"""

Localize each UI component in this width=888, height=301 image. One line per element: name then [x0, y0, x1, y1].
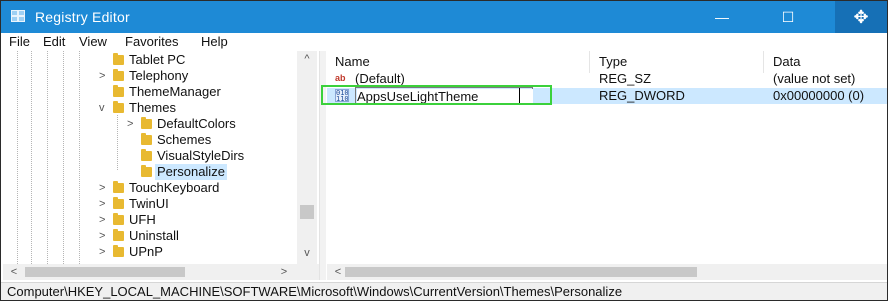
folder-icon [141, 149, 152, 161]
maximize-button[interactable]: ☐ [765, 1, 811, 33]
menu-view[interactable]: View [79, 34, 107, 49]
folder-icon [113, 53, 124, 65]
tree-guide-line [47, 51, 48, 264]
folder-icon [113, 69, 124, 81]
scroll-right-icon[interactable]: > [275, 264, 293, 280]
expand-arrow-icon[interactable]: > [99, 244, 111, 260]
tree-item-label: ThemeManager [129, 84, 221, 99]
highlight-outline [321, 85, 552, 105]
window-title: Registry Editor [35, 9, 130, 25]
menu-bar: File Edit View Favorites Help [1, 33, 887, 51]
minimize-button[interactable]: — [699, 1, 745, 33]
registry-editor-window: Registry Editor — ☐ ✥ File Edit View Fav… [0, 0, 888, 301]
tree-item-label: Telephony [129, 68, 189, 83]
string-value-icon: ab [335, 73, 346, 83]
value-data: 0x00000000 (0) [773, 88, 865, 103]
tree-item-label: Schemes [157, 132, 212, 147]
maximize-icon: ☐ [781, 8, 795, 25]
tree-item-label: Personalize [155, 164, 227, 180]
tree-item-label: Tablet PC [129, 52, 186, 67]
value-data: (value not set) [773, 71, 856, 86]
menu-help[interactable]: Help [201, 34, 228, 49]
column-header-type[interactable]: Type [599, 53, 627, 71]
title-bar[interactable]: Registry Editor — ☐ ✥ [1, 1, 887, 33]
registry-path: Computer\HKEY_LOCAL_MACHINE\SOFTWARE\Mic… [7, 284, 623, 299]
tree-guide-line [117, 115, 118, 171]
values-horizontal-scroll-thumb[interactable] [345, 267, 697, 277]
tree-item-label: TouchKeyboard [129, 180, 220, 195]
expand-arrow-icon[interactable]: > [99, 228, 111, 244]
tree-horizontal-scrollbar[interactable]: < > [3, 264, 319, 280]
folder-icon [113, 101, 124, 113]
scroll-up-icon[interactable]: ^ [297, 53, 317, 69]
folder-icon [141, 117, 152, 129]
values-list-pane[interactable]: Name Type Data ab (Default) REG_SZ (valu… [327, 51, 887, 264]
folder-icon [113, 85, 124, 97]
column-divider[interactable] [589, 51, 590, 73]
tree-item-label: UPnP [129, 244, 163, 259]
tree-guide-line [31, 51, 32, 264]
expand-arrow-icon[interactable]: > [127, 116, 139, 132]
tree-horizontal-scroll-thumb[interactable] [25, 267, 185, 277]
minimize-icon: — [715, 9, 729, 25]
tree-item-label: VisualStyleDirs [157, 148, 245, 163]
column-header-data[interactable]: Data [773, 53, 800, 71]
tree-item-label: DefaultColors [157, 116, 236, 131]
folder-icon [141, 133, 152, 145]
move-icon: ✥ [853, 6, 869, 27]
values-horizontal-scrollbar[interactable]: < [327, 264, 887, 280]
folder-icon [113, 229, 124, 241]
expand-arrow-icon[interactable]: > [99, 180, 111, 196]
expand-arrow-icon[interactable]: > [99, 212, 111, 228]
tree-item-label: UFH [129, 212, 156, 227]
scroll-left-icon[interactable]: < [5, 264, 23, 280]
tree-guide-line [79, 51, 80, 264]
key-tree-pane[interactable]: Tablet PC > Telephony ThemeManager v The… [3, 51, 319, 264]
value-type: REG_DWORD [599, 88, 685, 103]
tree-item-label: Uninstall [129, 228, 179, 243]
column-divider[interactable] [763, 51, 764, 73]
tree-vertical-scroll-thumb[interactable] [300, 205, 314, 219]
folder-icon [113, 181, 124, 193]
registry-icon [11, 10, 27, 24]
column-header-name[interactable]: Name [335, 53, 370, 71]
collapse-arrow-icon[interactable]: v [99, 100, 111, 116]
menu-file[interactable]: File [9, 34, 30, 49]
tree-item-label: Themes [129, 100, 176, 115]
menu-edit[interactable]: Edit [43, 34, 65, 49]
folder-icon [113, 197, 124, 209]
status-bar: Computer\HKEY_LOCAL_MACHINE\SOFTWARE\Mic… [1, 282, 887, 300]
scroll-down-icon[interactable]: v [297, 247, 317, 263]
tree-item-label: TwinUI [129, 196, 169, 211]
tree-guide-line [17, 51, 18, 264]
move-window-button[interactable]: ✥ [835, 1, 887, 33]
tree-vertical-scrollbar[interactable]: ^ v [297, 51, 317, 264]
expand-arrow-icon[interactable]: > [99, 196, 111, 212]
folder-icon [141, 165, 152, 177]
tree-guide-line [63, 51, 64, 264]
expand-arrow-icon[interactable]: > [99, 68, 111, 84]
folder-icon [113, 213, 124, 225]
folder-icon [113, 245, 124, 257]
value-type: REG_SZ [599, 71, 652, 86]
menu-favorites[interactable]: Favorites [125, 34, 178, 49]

"""

### TASK TO COMPLETE
Write out every row above word for word, but leave out the pictures.

### TASK ANSWER
Localize each UI component in this width=888, height=301 image. One line per element: name then [x0, y0, x1, y1].
folder-icon [141, 149, 152, 161]
maximize-button[interactable]: ☐ [765, 1, 811, 33]
menu-view[interactable]: View [79, 34, 107, 49]
folder-icon [113, 53, 124, 65]
tree-guide-line [47, 51, 48, 264]
folder-icon [113, 69, 124, 81]
scroll-right-icon[interactable]: > [275, 264, 293, 280]
expand-arrow-icon[interactable]: > [99, 244, 111, 260]
tree-item-label: ThemeManager [129, 84, 221, 99]
highlight-outline [321, 85, 552, 105]
window-title: Registry Editor [35, 9, 130, 25]
menu-bar: File Edit View Favorites Help [1, 33, 887, 51]
minimize-button[interactable]: — [699, 1, 745, 33]
registry-editor-window: Registry Editor — ☐ ✥ File Edit View Fav… [0, 0, 888, 301]
tree-item-label: Telephony [129, 68, 189, 83]
string-value-icon: ab [335, 73, 346, 83]
value-data: 0x00000000 (0) [773, 88, 865, 103]
tree-item-label: Schemes [157, 132, 212, 147]
maximize-icon: ☐ [781, 8, 795, 25]
tree-item-label: Personalize [155, 164, 227, 180]
tree-item-label: Tablet PC [129, 52, 186, 67]
value-data: (value not set) [773, 71, 856, 86]
menu-help[interactable]: Help [201, 34, 228, 49]
column-header-type[interactable]: Type [599, 53, 627, 71]
title-bar[interactable]: Registry Editor — ☐ ✥ [1, 1, 887, 33]
registry-path: Computer\HKEY_LOCAL_MACHINE\SOFTWARE\Mic… [7, 284, 623, 299]
tree-guide-line [117, 115, 118, 171]
values-horizontal-scroll-thumb[interactable] [345, 267, 697, 277]
tree-item-label: TouchKeyboard [129, 180, 220, 195]
expand-arrow-icon[interactable]: > [99, 228, 111, 244]
tree-horizontal-scrollbar[interactable]: < > [3, 264, 319, 280]
folder-icon [113, 101, 124, 113]
scroll-up-icon[interactable]: ^ [297, 53, 317, 69]
folder-icon [141, 117, 152, 129]
values-list-pane[interactable]: Name Type Data ab (Default) REG_SZ (valu… [327, 51, 887, 264]
folder-icon [113, 85, 124, 97]
column-divider[interactable] [589, 51, 590, 73]
tree-item-label: UPnP [129, 244, 163, 259]
tree-guide-line [31, 51, 32, 264]
expand-arrow-icon[interactable]: > [127, 116, 139, 132]
tree-horizontal-scroll-thumb[interactable] [25, 267, 185, 277]
minimize-icon: — [715, 9, 729, 25]
tree-item-label: VisualStyleDirs [157, 148, 245, 163]
column-header-data[interactable]: Data [773, 53, 800, 71]
tree-item-label: DefaultColors [157, 116, 236, 131]
folder-icon [141, 133, 152, 145]
move-icon: ✥ [853, 6, 869, 27]
values-horizontal-scrollbar[interactable]: < [327, 264, 887, 280]
folder-icon [113, 229, 124, 241]
expand-arrow-icon[interactable]: > [99, 180, 111, 196]
expand-arrow-icon[interactable]: > [99, 212, 111, 228]
tree-item-label: UFH [129, 212, 156, 227]
scroll-left-icon[interactable]: < [5, 264, 23, 280]
tree-guide-line [79, 51, 80, 264]
key-tree-pane[interactable]: Tablet PC > Telephony ThemeManager v The… [3, 51, 319, 264]
value-type: REG_DWORD [599, 88, 685, 103]
tree-item-label: Uninstall [129, 228, 179, 243]
column-divider[interactable] [763, 51, 764, 73]
tree-vertical-scroll-thumb[interactable] [300, 205, 314, 219]
folder-icon [113, 181, 124, 193]
registry-icon [11, 10, 27, 24]
column-header-name[interactable]: Name [335, 53, 370, 71]
collapse-arrow-icon[interactable]: v [99, 100, 111, 116]
menu-file[interactable]: File [9, 34, 30, 49]
tree-item-label: Themes [129, 100, 176, 115]
menu-edit[interactable]: Edit [43, 34, 65, 49]
folder-icon [113, 197, 124, 209]
status-bar: Computer\HKEY_LOCAL_MACHINE\SOFTWARE\Mic… [1, 282, 887, 300]
scroll-down-icon[interactable]: v [297, 247, 317, 263]
tree-item-label: TwinUI [129, 196, 169, 211]
tree-guide-line [17, 51, 18, 264]
move-window-button[interactable]: ✥ [835, 1, 887, 33]
tree-vertical-scrollbar[interactable]: ^ v [297, 51, 317, 264]
expand-arrow-icon[interactable]: > [99, 196, 111, 212]
folder-icon [141, 165, 152, 177]
tree-guide-line [63, 51, 64, 264]
expand-arrow-icon[interactable]: > [99, 68, 111, 84]
folder-icon [113, 213, 124, 225]
folder-icon [113, 245, 124, 257]
value-type: REG_SZ [599, 71, 652, 86]
menu-favorites[interactable]: Favorites [125, 34, 178, 49]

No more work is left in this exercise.